◆ Set exercise ◆
Exact reproduction of the data is required, with images excluded.

○ ○ ○ ○

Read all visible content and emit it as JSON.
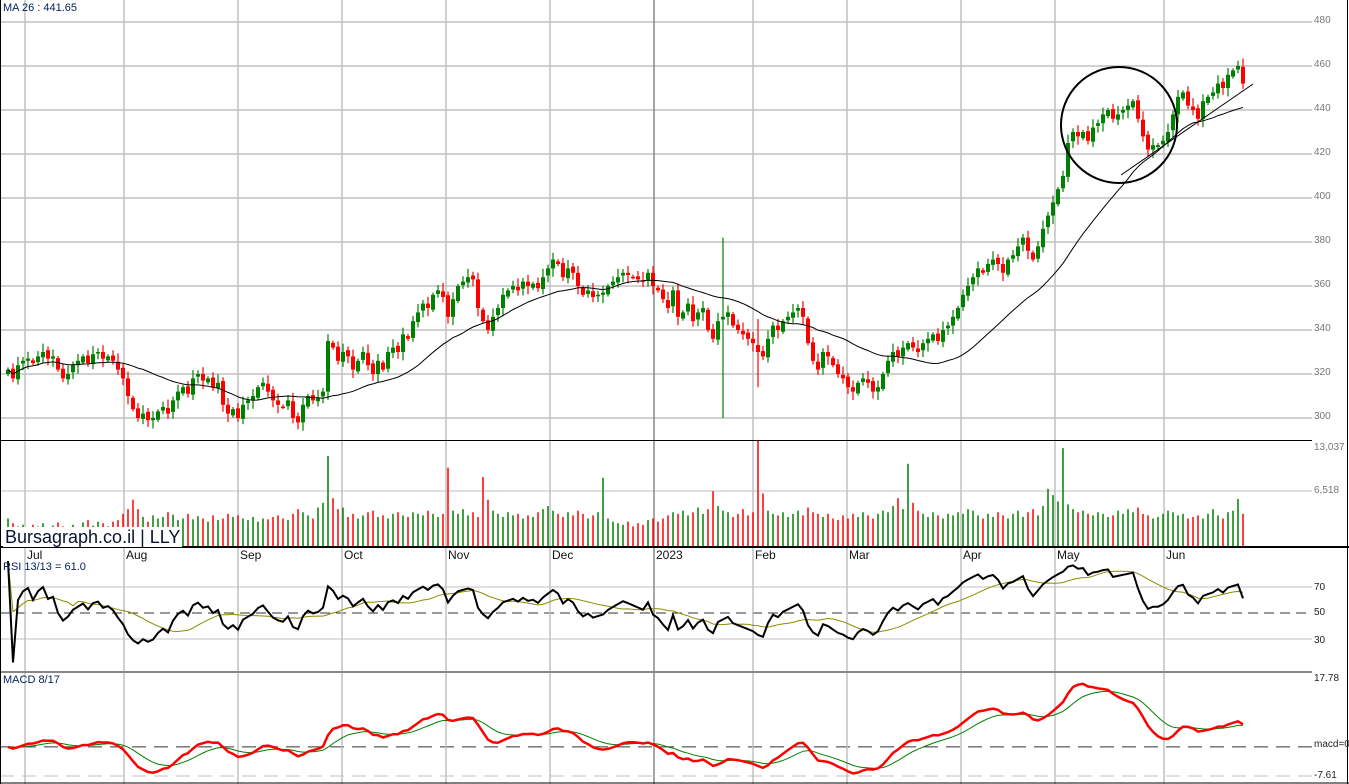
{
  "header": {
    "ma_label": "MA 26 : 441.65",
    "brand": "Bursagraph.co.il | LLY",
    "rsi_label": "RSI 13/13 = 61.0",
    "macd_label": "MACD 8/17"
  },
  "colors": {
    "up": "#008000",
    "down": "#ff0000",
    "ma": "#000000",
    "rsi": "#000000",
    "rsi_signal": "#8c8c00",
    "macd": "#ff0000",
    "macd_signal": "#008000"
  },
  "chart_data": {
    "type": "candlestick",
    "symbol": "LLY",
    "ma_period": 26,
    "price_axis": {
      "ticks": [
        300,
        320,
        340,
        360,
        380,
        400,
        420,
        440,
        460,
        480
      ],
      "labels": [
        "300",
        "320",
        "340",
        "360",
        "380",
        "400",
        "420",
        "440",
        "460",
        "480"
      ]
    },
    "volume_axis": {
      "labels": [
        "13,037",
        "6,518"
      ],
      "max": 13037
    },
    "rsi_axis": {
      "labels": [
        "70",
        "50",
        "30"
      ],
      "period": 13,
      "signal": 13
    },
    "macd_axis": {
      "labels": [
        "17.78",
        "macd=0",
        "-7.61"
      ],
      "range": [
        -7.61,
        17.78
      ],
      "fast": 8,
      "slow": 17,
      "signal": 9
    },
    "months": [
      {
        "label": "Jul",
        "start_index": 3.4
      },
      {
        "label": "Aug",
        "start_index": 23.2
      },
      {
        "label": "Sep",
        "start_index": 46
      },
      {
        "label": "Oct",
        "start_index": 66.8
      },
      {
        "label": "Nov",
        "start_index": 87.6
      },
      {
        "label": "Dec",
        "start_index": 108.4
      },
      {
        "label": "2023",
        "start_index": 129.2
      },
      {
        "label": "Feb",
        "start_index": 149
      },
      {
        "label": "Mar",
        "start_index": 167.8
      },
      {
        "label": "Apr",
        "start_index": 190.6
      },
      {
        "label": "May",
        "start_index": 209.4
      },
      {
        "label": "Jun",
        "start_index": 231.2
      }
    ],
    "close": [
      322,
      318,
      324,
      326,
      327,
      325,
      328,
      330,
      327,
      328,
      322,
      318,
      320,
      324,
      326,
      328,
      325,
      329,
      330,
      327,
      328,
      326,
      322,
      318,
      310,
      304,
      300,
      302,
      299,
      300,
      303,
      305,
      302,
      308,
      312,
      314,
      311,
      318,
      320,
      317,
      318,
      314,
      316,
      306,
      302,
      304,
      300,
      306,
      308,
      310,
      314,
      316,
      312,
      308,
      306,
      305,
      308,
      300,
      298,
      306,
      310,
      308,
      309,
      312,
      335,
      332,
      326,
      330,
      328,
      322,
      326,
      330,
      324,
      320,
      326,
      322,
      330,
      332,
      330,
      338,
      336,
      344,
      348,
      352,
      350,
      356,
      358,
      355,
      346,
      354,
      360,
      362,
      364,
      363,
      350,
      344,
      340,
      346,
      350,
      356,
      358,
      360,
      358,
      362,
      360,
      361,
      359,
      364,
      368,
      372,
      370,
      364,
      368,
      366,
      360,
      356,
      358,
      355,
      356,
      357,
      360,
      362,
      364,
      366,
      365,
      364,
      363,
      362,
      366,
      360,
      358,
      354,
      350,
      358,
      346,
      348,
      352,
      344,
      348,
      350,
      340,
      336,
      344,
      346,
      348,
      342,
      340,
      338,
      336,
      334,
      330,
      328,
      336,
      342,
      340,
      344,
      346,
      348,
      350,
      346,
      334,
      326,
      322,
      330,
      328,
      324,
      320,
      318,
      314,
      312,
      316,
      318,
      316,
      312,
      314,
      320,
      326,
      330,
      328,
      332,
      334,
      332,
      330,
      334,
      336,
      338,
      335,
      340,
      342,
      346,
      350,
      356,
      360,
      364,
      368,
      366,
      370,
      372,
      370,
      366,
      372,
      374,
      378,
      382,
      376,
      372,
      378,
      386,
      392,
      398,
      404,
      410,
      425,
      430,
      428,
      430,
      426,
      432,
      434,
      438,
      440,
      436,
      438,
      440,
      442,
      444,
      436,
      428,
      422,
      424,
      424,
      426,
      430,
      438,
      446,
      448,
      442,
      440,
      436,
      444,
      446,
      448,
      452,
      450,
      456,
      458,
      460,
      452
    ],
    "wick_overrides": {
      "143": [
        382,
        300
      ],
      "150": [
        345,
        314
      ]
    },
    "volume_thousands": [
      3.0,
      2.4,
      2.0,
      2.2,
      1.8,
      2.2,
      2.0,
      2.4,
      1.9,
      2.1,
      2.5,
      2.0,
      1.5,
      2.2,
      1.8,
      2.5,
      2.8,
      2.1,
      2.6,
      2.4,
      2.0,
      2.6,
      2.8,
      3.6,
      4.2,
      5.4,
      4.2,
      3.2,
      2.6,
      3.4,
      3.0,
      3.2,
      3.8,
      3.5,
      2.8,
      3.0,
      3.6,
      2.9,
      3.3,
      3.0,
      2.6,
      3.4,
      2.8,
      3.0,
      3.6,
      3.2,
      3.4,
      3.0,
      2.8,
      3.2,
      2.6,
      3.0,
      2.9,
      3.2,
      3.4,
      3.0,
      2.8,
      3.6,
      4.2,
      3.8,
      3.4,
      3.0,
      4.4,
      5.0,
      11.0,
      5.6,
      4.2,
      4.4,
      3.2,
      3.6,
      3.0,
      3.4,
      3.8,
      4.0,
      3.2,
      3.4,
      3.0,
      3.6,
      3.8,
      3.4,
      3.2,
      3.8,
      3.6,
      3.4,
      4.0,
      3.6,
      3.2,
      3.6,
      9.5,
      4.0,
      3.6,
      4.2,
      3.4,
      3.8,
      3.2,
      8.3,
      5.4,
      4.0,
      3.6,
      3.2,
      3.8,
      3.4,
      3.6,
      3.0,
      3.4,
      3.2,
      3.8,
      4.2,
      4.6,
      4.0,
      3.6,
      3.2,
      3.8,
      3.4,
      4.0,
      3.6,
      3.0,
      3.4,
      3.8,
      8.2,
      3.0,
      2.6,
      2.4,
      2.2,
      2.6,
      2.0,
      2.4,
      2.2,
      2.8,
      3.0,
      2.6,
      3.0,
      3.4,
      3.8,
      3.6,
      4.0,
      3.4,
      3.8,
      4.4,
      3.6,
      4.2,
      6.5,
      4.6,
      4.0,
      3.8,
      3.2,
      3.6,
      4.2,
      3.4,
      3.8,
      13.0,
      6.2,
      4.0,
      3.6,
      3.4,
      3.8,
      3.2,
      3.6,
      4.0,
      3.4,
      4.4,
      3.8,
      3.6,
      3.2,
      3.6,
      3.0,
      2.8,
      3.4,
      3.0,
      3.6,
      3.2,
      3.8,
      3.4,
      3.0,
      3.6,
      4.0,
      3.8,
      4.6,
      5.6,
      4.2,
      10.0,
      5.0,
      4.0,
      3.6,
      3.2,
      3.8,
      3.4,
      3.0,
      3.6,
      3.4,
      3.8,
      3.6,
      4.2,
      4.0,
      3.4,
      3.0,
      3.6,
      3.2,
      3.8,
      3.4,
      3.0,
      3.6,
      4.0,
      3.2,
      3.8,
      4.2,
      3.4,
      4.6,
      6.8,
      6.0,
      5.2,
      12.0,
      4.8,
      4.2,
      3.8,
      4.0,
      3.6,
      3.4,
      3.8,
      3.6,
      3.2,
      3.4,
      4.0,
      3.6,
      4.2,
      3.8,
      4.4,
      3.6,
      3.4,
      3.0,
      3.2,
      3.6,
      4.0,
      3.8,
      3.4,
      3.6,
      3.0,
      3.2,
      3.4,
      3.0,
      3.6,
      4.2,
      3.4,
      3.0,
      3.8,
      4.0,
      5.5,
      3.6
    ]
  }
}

○ ○ ○ ○

◆ Result ◆
Read all visible content and emit it as JSON.
{
  "header": {
    "ma_label": "MA 26 : 441.65",
    "brand": "Bursagraph.co.il | LLY",
    "rsi_label": "RSI 13/13 = 61.0",
    "macd_label": "MACD 8/17"
  },
  "colors": {
    "up": "#008000",
    "down": "#ff0000",
    "ma": "#000000",
    "rsi": "#000000",
    "rsi_signal": "#8c8c00",
    "macd": "#ff0000",
    "macd_signal": "#008000"
  },
  "chart_data": {
    "type": "candlestick",
    "symbol": "LLY",
    "ma_period": 26,
    "price_axis": {
      "ticks": [
        300,
        320,
        340,
        360,
        380,
        400,
        420,
        440,
        460,
        480
      ],
      "labels": [
        "300",
        "320",
        "340",
        "360",
        "380",
        "400",
        "420",
        "440",
        "460",
        "480"
      ]
    },
    "volume_axis": {
      "labels": [
        "13,037",
        "6,518"
      ],
      "max": 13037
    },
    "rsi_axis": {
      "labels": [
        "70",
        "50",
        "30"
      ],
      "period": 13,
      "signal": 13
    },
    "macd_axis": {
      "labels": [
        "17.78",
        "macd=0",
        "-7.61"
      ],
      "range": [
        -7.61,
        17.78
      ],
      "fast": 8,
      "slow": 17,
      "signal": 9
    },
    "months": [
      {
        "label": "Jul",
        "start_index": 3.4
      },
      {
        "label": "Aug",
        "start_index": 23.2
      },
      {
        "label": "Sep",
        "start_index": 46
      },
      {
        "label": "Oct",
        "start_index": 66.8
      },
      {
        "label": "Nov",
        "start_index": 87.6
      },
      {
        "label": "Dec",
        "start_index": 108.4
      },
      {
        "label": "2023",
        "start_index": 129.2
      },
      {
        "label": "Feb",
        "start_index": 149
      },
      {
        "label": "Mar",
        "start_index": 167.8
      },
      {
        "label": "Apr",
        "start_index": 190.6
      },
      {
        "label": "May",
        "start_index": 209.4
      },
      {
        "label": "Jun",
        "start_index": 231.2
      }
    ],
    "close": [
      322,
      318,
      324,
      326,
      327,
      325,
      328,
      330,
      327,
      328,
      322,
      318,
      320,
      324,
      326,
      328,
      325,
      329,
      330,
      327,
      328,
      326,
      322,
      318,
      310,
      304,
      300,
      302,
      299,
      300,
      303,
      305,
      302,
      308,
      312,
      314,
      311,
      318,
      320,
      317,
      318,
      314,
      316,
      306,
      302,
      304,
      300,
      306,
      308,
      310,
      314,
      316,
      312,
      308,
      306,
      305,
      308,
      300,
      298,
      306,
      310,
      308,
      309,
      312,
      335,
      332,
      326,
      330,
      328,
      322,
      326,
      330,
      324,
      320,
      326,
      322,
      330,
      332,
      330,
      338,
      336,
      344,
      348,
      352,
      350,
      356,
      358,
      355,
      346,
      354,
      360,
      362,
      364,
      363,
      350,
      344,
      340,
      346,
      350,
      356,
      358,
      360,
      358,
      362,
      360,
      361,
      359,
      364,
      368,
      372,
      370,
      364,
      368,
      366,
      360,
      356,
      358,
      355,
      356,
      357,
      360,
      362,
      364,
      366,
      365,
      364,
      363,
      362,
      366,
      360,
      358,
      354,
      350,
      358,
      346,
      348,
      352,
      344,
      348,
      350,
      340,
      336,
      344,
      346,
      348,
      342,
      340,
      338,
      336,
      334,
      330,
      328,
      336,
      342,
      340,
      344,
      346,
      348,
      350,
      346,
      334,
      326,
      322,
      330,
      328,
      324,
      320,
      318,
      314,
      312,
      316,
      318,
      316,
      312,
      314,
      320,
      326,
      330,
      328,
      332,
      334,
      332,
      330,
      334,
      336,
      338,
      335,
      340,
      342,
      346,
      350,
      356,
      360,
      364,
      368,
      366,
      370,
      372,
      370,
      366,
      372,
      374,
      378,
      382,
      376,
      372,
      378,
      386,
      392,
      398,
      404,
      410,
      425,
      430,
      428,
      430,
      426,
      432,
      434,
      438,
      440,
      436,
      438,
      440,
      442,
      444,
      436,
      428,
      422,
      424,
      424,
      426,
      430,
      438,
      446,
      448,
      442,
      440,
      436,
      444,
      446,
      448,
      452,
      450,
      456,
      458,
      460,
      452
    ],
    "wick_overrides": {
      "143": [
        382,
        300
      ],
      "150": [
        345,
        314
      ]
    },
    "volume_thousands": [
      3.0,
      2.4,
      2.0,
      2.2,
      1.8,
      2.2,
      2.0,
      2.4,
      1.9,
      2.1,
      2.5,
      2.0,
      1.5,
      2.2,
      1.8,
      2.5,
      2.8,
      2.1,
      2.6,
      2.4,
      2.0,
      2.6,
      2.8,
      3.6,
      4.2,
      5.4,
      4.2,
      3.2,
      2.6,
      3.4,
      3.0,
      3.2,
      3.8,
      3.5,
      2.8,
      3.0,
      3.6,
      2.9,
      3.3,
      3.0,
      2.6,
      3.4,
      2.8,
      3.0,
      3.6,
      3.2,
      3.4,
      3.0,
      2.8,
      3.2,
      2.6,
      3.0,
      2.9,
      3.2,
      3.4,
      3.0,
      2.8,
      3.6,
      4.2,
      3.8,
      3.4,
      3.0,
      4.4,
      5.0,
      11.0,
      5.6,
      4.2,
      4.4,
      3.2,
      3.6,
      3.0,
      3.4,
      3.8,
      4.0,
      3.2,
      3.4,
      3.0,
      3.6,
      3.8,
      3.4,
      3.2,
      3.8,
      3.6,
      3.4,
      4.0,
      3.6,
      3.2,
      3.6,
      9.5,
      4.0,
      3.6,
      4.2,
      3.4,
      3.8,
      3.2,
      8.3,
      5.4,
      4.0,
      3.6,
      3.2,
      3.8,
      3.4,
      3.6,
      3.0,
      3.4,
      3.2,
      3.8,
      4.2,
      4.6,
      4.0,
      3.6,
      3.2,
      3.8,
      3.4,
      4.0,
      3.6,
      3.0,
      3.4,
      3.8,
      8.2,
      3.0,
      2.6,
      2.4,
      2.2,
      2.6,
      2.0,
      2.4,
      2.2,
      2.8,
      3.0,
      2.6,
      3.0,
      3.4,
      3.8,
      3.6,
      4.0,
      3.4,
      3.8,
      4.4,
      3.6,
      4.2,
      6.5,
      4.6,
      4.0,
      3.8,
      3.2,
      3.6,
      4.2,
      3.4,
      3.8,
      13.0,
      6.2,
      4.0,
      3.6,
      3.4,
      3.8,
      3.2,
      3.6,
      4.0,
      3.4,
      4.4,
      3.8,
      3.6,
      3.2,
      3.6,
      3.0,
      2.8,
      3.4,
      3.0,
      3.6,
      3.2,
      3.8,
      3.4,
      3.0,
      3.6,
      4.0,
      3.8,
      4.6,
      5.6,
      4.2,
      10.0,
      5.0,
      4.0,
      3.6,
      3.2,
      3.8,
      3.4,
      3.0,
      3.6,
      3.4,
      3.8,
      3.6,
      4.2,
      4.0,
      3.4,
      3.0,
      3.6,
      3.2,
      3.8,
      3.4,
      3.0,
      3.6,
      4.0,
      3.2,
      3.8,
      4.2,
      3.4,
      4.6,
      6.8,
      6.0,
      5.2,
      12.0,
      4.8,
      4.2,
      3.8,
      4.0,
      3.6,
      3.4,
      3.8,
      3.6,
      3.2,
      3.4,
      4.0,
      3.6,
      4.2,
      3.8,
      4.4,
      3.6,
      3.4,
      3.0,
      3.2,
      3.6,
      4.0,
      3.8,
      3.4,
      3.6,
      3.0,
      3.2,
      3.4,
      3.0,
      3.6,
      4.2,
      3.4,
      3.0,
      3.8,
      4.0,
      5.5,
      3.6
    ]
  }
}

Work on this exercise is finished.